===== INFORMATION SHOWN

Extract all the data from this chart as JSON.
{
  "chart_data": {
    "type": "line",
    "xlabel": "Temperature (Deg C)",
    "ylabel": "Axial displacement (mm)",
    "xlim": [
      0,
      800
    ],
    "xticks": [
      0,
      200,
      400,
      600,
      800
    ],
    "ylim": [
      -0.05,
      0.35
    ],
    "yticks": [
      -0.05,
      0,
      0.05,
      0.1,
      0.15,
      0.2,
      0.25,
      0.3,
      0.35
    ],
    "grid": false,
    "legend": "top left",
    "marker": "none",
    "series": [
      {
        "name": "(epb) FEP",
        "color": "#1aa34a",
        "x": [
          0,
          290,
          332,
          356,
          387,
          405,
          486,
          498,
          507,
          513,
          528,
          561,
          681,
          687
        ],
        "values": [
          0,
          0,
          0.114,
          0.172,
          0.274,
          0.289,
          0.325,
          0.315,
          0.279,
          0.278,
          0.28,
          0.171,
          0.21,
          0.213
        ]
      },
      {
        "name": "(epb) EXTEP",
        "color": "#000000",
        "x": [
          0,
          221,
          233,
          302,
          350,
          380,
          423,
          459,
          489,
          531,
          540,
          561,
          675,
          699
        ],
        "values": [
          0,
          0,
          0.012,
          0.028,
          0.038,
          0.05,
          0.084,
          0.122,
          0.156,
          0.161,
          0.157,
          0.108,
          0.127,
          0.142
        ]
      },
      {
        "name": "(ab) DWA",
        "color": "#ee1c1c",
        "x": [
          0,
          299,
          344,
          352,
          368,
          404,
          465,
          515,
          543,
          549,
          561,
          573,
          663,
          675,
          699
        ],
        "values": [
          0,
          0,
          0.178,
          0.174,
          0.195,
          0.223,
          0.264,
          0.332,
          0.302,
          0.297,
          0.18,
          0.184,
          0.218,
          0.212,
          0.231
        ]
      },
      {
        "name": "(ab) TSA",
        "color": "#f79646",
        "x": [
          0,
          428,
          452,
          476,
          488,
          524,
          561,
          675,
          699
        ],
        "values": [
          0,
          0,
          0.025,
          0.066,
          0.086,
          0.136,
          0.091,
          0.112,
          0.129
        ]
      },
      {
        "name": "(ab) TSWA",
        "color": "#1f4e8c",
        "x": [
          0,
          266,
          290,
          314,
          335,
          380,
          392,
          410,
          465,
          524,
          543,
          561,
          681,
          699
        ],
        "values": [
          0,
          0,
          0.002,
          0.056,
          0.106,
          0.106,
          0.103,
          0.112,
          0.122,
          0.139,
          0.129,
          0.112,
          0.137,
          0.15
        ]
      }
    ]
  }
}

==========

=== REQUIREMENTS ===
Print again each line of the listing above, exactly as it appears.

=== SOLUTION TO THIS PROBLEM ===
Extract all the data from this chart as JSON.
{
  "chart_data": {
    "type": "line",
    "xlabel": "Temperature (Deg C)",
    "ylabel": "Axial displacement (mm)",
    "xlim": [
      0,
      800
    ],
    "xticks": [
      0,
      200,
      400,
      600,
      800
    ],
    "ylim": [
      -0.05,
      0.35
    ],
    "yticks": [
      -0.05,
      0,
      0.05,
      0.1,
      0.15,
      0.2,
      0.25,
      0.3,
      0.35
    ],
    "grid": false,
    "legend": "top left",
    "marker": "none",
    "series": [
      {
        "name": "(epb) FEP",
        "color": "#1aa34a",
        "x": [
          0,
          290,
          332,
          356,
          387,
          405,
          486,
          498,
          507,
          513,
          528,
          561,
          681,
          687
        ],
        "values": [
          0,
          0,
          0.114,
          0.172,
          0.274,
          0.289,
          0.325,
          0.315,
          0.279,
          0.278,
          0.28,
          0.171,
          0.21,
          0.213
        ]
      },
      {
        "name": "(epb) EXTEP",
        "color": "#000000",
        "x": [
          0,
          221,
          233,
          302,
          350,
          380,
          423,
          459,
          489,
          531,
          540,
          561,
          675,
          699
        ],
        "values": [
          0,
          0,
          0.012,
          0.028,
          0.038,
          0.05,
          0.084,
          0.122,
          0.156,
          0.161,
          0.157,
          0.108,
          0.127,
          0.142
        ]
      },
      {
        "name": "(ab) DWA",
        "color": "#ee1c1c",
        "x": [
          0,
          299,
          344,
          352,
          368,
          404,
          465,
          515,
          543,
          549,
          561,
          573,
          663,
          675,
          699
        ],
        "values": [
          0,
          0,
          0.178,
          0.174,
          0.195,
          0.223,
          0.264,
          0.332,
          0.302,
          0.297,
          0.18,
          0.184,
          0.218,
          0.212,
          0.231
        ]
      },
      {
        "name": "(ab) TSA",
        "color": "#f79646",
        "x": [
          0,
          428,
          452,
          476,
          488,
          524,
          561,
          675,
          699
        ],
        "values": [
          0,
          0,
          0.025,
          0.066,
          0.086,
          0.136,
          0.091,
          0.112,
          0.129
        ]
      },
      {
        "name": "(ab) TSWA",
        "color": "#1f4e8c",
        "x": [
          0,
          266,
          290,
          314,
          335,
          380,
          392,
          410,
          465,
          524,
          543,
          561,
          681,
          699
        ],
        "values": [
          0,
          0,
          0.002,
          0.056,
          0.106,
          0.106,
          0.103,
          0.112,
          0.122,
          0.139,
          0.129,
          0.112,
          0.137,
          0.15
        ]
      }
    ]
  }
}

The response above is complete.